• **指示内容 1**: 以下の部分分数分解に関する文章を、一字一句変えずに全文表示してください。

• **本文セクション**:
__________

シグマの計算で,意味不明な変形が出てきたんだけど…

 \displaystyle{\sum^{n}_{k=1}\cfrac{1}{k(k+2)}=\sum^{n}_{k=1}\cfrac{1}{2}\left(\cfrac{1}{k}-\cfrac{1}{k+2}\right)}
学生の方

どうして引き算になったの??2分の1は何??

このように,分母が多項式の積になっている分数を,足し算や引き算の形に分けることを部分分数分解といいます。

ぶぶんぶんすうぶんかい …って冗談みたいな名前ですが,本気です。

数列の問題の中では頻出パターンの部分分数分解ですが,学校の授業でさらっと扱われてしまって,意味がよくわかっていない人もいるのではないでしょうか?

この記事では,数列の和の問題で使う部分分数分解のやりかたをわかりやすく解説します。

__________

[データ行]
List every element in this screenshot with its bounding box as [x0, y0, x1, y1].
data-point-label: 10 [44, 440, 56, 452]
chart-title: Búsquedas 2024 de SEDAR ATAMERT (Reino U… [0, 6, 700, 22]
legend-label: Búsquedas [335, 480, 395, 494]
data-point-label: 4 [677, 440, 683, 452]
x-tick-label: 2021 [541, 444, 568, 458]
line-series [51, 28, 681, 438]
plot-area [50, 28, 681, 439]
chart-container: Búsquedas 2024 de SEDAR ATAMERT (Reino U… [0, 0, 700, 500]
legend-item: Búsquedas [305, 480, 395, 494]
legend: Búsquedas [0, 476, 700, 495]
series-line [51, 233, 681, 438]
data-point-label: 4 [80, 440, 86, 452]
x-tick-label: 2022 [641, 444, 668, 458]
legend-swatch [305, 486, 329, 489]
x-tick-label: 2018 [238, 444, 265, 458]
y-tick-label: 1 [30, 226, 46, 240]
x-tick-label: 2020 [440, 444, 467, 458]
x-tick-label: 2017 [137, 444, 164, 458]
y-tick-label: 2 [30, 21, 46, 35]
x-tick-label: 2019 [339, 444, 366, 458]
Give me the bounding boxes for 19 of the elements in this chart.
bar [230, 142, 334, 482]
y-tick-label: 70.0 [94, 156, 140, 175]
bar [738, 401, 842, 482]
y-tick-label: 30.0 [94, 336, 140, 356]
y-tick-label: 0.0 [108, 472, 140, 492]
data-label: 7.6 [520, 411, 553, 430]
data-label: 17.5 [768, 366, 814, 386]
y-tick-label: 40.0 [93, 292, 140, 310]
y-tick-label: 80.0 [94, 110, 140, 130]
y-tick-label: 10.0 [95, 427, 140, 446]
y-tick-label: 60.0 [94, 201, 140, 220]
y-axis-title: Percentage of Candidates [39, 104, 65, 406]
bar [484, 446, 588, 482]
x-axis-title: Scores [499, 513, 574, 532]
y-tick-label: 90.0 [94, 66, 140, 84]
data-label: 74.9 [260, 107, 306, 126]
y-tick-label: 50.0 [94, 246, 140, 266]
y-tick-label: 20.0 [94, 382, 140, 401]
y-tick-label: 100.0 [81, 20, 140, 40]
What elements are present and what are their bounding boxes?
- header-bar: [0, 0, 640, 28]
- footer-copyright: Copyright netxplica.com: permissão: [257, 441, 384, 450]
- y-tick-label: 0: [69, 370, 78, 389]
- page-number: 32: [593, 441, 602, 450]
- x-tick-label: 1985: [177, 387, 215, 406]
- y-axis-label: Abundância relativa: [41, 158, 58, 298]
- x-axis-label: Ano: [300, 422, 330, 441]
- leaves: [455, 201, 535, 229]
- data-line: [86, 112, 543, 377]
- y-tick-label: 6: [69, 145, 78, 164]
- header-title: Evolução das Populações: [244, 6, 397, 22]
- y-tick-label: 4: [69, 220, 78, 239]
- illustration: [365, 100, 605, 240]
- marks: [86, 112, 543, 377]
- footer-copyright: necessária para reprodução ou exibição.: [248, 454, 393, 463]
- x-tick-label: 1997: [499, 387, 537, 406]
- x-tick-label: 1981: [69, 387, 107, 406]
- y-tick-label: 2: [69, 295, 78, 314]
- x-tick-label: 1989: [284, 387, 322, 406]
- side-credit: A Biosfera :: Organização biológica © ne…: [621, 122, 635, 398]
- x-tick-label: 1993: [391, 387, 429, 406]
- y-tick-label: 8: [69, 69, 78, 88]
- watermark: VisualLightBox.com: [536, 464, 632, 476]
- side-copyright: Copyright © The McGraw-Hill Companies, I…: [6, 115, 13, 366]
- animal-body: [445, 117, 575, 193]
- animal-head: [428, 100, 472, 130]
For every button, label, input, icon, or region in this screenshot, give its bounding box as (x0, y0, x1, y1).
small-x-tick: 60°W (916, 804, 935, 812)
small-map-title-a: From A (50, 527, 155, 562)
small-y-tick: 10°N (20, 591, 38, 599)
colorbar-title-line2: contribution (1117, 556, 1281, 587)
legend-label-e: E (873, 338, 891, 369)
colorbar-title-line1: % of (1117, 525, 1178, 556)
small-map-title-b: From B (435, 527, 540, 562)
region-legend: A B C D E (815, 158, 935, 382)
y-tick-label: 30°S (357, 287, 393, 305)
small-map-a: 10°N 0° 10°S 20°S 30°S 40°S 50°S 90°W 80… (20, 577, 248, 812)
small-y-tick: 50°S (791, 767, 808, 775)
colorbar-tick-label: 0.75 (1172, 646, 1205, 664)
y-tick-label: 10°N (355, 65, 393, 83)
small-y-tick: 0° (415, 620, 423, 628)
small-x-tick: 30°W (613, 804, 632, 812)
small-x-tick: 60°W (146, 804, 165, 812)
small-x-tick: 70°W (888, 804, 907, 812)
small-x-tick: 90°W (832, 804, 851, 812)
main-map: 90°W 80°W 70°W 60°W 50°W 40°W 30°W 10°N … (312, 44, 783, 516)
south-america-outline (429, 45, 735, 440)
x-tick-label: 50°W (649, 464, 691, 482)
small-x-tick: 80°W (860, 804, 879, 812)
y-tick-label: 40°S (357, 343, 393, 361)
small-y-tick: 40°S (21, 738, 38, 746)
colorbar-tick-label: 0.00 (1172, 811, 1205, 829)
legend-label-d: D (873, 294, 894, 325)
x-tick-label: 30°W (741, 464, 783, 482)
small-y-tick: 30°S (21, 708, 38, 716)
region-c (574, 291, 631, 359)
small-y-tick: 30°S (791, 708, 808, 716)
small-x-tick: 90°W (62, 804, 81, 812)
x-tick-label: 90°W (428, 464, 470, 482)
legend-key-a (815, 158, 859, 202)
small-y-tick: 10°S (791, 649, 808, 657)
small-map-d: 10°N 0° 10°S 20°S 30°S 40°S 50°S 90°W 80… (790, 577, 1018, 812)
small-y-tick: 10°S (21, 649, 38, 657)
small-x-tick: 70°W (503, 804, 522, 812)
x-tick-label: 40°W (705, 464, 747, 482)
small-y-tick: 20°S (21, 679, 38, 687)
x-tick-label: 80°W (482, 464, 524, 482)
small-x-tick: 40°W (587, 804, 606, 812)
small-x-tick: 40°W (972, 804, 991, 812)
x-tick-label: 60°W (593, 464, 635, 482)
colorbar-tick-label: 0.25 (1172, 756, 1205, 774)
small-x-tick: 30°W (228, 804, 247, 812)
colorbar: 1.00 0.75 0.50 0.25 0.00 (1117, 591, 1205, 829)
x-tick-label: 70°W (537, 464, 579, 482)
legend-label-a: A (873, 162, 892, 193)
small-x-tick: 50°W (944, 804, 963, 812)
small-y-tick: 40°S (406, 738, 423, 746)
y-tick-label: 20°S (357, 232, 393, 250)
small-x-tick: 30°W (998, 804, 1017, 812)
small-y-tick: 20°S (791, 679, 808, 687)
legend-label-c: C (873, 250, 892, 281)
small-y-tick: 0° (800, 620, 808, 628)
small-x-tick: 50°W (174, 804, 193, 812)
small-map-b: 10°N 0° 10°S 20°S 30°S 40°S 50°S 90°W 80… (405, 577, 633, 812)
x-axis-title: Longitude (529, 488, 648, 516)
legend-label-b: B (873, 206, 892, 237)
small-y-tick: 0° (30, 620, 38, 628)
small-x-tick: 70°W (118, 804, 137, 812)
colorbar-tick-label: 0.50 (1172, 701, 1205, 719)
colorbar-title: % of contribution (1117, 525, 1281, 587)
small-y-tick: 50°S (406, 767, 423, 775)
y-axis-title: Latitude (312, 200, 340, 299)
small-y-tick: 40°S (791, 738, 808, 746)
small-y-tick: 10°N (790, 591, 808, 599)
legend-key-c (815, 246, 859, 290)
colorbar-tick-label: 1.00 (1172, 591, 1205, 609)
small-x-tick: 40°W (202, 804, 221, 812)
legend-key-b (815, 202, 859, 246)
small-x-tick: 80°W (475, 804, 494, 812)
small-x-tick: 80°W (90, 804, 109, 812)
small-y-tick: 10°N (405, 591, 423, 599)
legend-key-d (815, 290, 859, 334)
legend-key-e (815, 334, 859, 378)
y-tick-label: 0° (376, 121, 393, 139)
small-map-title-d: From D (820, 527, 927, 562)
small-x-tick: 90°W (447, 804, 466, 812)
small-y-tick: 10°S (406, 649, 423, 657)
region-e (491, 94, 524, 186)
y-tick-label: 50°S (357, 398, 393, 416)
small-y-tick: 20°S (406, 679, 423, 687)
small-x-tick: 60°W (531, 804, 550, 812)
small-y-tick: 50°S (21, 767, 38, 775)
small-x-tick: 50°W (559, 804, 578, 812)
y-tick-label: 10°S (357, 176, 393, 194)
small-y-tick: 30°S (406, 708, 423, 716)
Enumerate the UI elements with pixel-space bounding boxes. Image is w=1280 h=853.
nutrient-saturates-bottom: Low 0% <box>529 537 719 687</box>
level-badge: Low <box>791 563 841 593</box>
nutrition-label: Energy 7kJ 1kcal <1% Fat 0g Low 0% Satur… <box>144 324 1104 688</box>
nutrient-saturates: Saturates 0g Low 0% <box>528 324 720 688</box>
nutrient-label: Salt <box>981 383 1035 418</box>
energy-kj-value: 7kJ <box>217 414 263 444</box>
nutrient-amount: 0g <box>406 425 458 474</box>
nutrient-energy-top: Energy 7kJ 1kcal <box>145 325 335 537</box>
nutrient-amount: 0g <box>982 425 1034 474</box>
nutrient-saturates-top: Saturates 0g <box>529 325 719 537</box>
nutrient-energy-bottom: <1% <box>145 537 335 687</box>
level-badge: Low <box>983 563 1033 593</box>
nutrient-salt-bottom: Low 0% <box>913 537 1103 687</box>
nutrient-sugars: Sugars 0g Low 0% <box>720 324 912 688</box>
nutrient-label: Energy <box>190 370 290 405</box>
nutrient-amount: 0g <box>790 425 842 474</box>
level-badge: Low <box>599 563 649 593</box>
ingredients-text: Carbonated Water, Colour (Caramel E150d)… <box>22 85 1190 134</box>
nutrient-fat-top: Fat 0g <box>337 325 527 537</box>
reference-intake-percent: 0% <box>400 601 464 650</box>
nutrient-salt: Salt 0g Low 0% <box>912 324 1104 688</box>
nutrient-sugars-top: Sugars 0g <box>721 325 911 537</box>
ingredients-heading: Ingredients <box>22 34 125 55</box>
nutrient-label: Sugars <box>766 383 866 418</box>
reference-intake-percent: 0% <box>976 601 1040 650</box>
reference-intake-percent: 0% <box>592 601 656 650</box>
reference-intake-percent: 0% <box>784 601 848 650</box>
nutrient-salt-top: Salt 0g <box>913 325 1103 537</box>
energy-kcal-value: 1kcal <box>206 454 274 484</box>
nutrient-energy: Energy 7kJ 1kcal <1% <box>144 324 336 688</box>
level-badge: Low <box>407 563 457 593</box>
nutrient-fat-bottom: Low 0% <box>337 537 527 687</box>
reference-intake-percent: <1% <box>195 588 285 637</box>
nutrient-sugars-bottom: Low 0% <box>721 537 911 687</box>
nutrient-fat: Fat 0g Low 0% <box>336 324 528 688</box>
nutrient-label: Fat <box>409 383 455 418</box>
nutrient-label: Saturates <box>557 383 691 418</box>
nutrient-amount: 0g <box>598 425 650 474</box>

__________

• **指示内容 2**: 上のデータ行のうち、先頭の行から「- x-axis-label: Ano: [300, 422, 330, 441]」を含む行までを、その行も含めて、そのまま出力してください。

• **期待される出力 1**:
シグマの計算で,意味不明な変形が出てきたんだけど…

 \displaystyle{\sum^{n}_{k=1}\cfrac{1}{k(k+2)}=\sum^{n}_{k=1}\cfrac{1}{2}\left(\cfrac{1}{k}-\cfrac{1}{k+2}\right)}
学生の方

どうして引き算になったの??2分の1は何??

このように,分母が多項式の積になっている分数を,足し算や引き算の形に分けることを部分分数分解といいます。

ぶぶんぶんすうぶんかい …って冗談みたいな名前ですが,本気です。

数列の問題の中では頻出パターンの部分分数分解ですが,学校の授業でさらっと扱われてしまって,意味がよくわかっていない人もいるのではないでしょうか?

この記事では,数列の和の問題で使う部分分数分解のやりかたをわかりやすく解説します。

• **期待される出力 2**:
List every element in this screenshot with its bounding box as [x0, y0, x1, y1].
data-point-label: 10 [44, 440, 56, 452]
chart-title: Búsquedas 2024 de SEDAR ATAMERT (Reino U… [0, 6, 700, 22]
legend-label: Búsquedas [335, 480, 395, 494]
data-point-label: 4 [677, 440, 683, 452]
x-tick-label: 2021 [541, 444, 568, 458]
line-series [51, 28, 681, 438]
plot-area [50, 28, 681, 439]
chart-container: Búsquedas 2024 de SEDAR ATAMERT (Reino U… [0, 0, 700, 500]
legend-item: Búsquedas [305, 480, 395, 494]
legend: Búsquedas [0, 476, 700, 495]
series-line [51, 233, 681, 438]
data-point-label: 4 [80, 440, 86, 452]
x-tick-label: 2022 [641, 444, 668, 458]
legend-swatch [305, 486, 329, 489]
x-tick-label: 2018 [238, 444, 265, 458]
y-tick-label: 1 [30, 226, 46, 240]
x-tick-label: 2020 [440, 444, 467, 458]
x-tick-label: 2017 [137, 444, 164, 458]
y-tick-label: 2 [30, 21, 46, 35]
x-tick-label: 2019 [339, 444, 366, 458]
Give me the bounding boxes for 19 of the elements in this chart.
bar [230, 142, 334, 482]
y-tick-label: 70.0 [94, 156, 140, 175]
bar [738, 401, 842, 482]
y-tick-label: 30.0 [94, 336, 140, 356]
y-tick-label: 0.0 [108, 472, 140, 492]
data-label: 7.6 [520, 411, 553, 430]
data-label: 17.5 [768, 366, 814, 386]
y-tick-label: 40.0 [93, 292, 140, 310]
y-tick-label: 80.0 [94, 110, 140, 130]
y-tick-label: 10.0 [95, 427, 140, 446]
y-tick-label: 60.0 [94, 201, 140, 220]
y-axis-title: Percentage of Candidates [39, 104, 65, 406]
bar [484, 446, 588, 482]
x-axis-title: Scores [499, 513, 574, 532]
y-tick-label: 90.0 [94, 66, 140, 84]
data-label: 74.9 [260, 107, 306, 126]
y-tick-label: 50.0 [94, 246, 140, 266]
y-tick-label: 20.0 [94, 382, 140, 401]
y-tick-label: 100.0 [81, 20, 140, 40]
What elements are present and what are their bounding boxes?
- header-bar: [0, 0, 640, 28]
- footer-copyright: Copyright netxplica.com: permissão: [257, 441, 384, 450]
- y-tick-label: 0: [69, 370, 78, 389]
- page-number: 32: [593, 441, 602, 450]
- x-tick-label: 1985: [177, 387, 215, 406]
- y-axis-label: Abundância relativa: [41, 158, 58, 298]
- x-axis-label: Ano: [300, 422, 330, 441]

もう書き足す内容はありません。